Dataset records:
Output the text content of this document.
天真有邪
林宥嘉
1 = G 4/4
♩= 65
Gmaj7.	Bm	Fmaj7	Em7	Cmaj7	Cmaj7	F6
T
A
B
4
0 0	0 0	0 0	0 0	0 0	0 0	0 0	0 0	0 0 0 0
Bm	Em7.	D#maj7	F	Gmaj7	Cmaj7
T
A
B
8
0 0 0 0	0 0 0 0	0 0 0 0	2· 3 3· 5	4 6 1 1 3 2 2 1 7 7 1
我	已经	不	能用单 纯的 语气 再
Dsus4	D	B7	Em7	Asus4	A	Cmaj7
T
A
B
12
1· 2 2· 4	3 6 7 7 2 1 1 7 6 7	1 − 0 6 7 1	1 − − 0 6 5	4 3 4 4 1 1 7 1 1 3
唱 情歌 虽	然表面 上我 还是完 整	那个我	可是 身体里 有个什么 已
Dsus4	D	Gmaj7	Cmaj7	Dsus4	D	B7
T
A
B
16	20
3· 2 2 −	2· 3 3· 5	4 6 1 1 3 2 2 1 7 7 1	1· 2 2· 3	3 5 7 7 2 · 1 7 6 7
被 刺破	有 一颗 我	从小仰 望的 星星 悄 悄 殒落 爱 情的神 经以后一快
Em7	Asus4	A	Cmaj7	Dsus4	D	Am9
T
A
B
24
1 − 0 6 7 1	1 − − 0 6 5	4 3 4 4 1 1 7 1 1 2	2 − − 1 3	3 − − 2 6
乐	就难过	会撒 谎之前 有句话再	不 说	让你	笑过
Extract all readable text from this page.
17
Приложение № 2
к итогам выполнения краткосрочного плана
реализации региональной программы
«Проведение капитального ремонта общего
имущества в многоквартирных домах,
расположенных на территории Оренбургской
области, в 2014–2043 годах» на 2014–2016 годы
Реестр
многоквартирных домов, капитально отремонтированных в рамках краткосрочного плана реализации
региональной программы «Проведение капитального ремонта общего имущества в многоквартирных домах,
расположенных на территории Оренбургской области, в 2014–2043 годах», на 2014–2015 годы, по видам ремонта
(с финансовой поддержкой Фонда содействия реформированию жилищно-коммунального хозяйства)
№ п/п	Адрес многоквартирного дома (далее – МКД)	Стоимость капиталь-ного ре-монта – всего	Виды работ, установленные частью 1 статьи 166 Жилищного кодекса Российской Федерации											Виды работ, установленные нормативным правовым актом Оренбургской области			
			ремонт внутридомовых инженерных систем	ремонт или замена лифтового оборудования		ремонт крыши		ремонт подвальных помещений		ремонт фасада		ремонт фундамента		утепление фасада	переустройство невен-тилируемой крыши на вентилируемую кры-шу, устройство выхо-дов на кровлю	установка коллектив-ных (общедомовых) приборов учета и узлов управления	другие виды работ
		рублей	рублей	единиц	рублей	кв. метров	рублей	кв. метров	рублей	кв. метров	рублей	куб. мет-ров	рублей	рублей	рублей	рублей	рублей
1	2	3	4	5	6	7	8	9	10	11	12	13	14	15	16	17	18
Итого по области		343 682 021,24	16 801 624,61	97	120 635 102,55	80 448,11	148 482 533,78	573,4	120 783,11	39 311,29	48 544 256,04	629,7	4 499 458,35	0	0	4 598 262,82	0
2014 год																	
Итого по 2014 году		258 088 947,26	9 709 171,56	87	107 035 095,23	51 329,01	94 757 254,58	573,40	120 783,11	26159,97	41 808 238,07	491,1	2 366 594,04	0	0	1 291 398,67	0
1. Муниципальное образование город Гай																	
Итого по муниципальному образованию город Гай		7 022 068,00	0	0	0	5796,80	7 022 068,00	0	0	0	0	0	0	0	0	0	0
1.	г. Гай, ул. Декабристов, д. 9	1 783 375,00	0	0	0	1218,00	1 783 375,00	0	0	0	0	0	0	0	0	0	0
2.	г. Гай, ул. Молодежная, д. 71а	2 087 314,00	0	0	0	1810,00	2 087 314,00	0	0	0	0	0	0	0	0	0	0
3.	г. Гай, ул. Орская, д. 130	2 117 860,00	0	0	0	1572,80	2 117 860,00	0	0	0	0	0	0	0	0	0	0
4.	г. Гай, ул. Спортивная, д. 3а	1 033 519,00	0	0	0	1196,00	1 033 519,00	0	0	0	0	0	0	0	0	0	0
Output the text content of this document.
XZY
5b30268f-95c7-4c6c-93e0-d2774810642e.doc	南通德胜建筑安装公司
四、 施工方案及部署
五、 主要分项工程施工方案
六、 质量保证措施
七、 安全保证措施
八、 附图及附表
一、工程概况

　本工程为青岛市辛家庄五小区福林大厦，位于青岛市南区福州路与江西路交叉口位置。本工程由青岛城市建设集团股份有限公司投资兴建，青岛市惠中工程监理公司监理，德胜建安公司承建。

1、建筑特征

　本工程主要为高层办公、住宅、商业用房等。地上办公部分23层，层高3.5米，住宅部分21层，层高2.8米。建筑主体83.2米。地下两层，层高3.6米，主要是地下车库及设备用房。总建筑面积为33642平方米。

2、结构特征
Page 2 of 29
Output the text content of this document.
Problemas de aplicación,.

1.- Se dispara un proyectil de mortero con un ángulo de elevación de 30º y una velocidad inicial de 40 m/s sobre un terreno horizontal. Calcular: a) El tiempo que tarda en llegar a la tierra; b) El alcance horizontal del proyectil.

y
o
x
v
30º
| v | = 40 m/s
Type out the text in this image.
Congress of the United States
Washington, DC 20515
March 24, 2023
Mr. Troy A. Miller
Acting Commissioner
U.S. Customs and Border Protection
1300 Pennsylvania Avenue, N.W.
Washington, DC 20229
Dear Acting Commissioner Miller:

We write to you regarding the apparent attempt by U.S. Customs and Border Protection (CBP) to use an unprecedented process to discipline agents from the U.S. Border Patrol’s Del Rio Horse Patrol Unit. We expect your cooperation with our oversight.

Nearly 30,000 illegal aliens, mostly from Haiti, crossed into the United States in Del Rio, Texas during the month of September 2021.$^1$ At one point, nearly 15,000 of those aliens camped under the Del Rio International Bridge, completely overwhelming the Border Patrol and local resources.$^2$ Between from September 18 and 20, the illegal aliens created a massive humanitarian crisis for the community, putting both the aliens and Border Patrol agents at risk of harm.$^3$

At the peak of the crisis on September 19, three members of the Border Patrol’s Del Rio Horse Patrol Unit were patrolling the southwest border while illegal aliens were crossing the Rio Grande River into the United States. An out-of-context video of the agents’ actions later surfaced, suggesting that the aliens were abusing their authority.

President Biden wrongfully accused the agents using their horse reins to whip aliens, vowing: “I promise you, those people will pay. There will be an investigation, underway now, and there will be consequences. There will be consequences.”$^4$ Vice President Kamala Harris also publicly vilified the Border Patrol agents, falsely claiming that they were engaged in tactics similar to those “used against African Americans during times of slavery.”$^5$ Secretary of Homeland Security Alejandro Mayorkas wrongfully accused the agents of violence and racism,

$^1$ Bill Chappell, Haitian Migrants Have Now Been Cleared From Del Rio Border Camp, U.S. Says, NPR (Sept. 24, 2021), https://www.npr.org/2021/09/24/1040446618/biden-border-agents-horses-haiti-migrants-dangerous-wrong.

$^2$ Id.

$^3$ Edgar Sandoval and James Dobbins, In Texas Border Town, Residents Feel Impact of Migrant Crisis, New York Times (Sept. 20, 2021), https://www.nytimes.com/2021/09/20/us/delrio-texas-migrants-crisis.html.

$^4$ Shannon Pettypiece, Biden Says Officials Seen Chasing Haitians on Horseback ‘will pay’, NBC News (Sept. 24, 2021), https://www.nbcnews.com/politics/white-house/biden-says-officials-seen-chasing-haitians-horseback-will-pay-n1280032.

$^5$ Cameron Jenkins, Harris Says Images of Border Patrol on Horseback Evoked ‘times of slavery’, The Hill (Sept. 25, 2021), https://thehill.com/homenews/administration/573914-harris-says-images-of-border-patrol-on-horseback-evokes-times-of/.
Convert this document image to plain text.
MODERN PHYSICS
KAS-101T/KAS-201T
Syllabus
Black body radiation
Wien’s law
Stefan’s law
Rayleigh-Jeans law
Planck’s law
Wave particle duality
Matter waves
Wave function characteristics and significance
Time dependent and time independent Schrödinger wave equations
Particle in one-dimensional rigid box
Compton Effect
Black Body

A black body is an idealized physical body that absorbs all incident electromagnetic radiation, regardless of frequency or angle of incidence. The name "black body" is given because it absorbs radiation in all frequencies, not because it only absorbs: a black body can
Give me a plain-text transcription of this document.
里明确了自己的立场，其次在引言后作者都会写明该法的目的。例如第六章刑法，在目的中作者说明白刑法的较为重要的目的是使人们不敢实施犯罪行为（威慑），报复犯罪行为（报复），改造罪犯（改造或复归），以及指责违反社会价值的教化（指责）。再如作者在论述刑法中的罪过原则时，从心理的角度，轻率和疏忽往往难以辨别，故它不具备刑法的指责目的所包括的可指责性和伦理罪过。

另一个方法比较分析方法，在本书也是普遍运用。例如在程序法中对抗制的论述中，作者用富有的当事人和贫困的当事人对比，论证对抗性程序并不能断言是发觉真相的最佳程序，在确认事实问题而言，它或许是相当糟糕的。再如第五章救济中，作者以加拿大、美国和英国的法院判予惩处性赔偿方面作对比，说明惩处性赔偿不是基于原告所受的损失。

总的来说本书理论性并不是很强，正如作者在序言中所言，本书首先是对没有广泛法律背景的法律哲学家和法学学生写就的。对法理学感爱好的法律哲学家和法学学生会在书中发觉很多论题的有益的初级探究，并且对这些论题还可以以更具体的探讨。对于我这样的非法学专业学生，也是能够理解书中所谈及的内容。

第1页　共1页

WRITTEN REQUEST:
Filter the entries above down to the lines containing the word "horseback".

FINISHED TASK:
$^4$ Shannon Pettypiece, Biden Says Officials Seen Chasing Haitians on Horseback ‘will pay’, NBC News (Sept. 24, 2021), https://www.nbcnews.com/politics/white-house/biden-says-officials-seen-chasing-haitians-horseback-will-pay-n1280032.
$^5$ Cameron Jenkins, Harris Says Images of Border Patrol on Horseback Evoked ‘times of slavery’, The Hill (Sept. 25, 2021), https://thehill.com/homenews/administration/573914-harris-says-images-of-border-patrol-on-horseback-evokes-times-of/.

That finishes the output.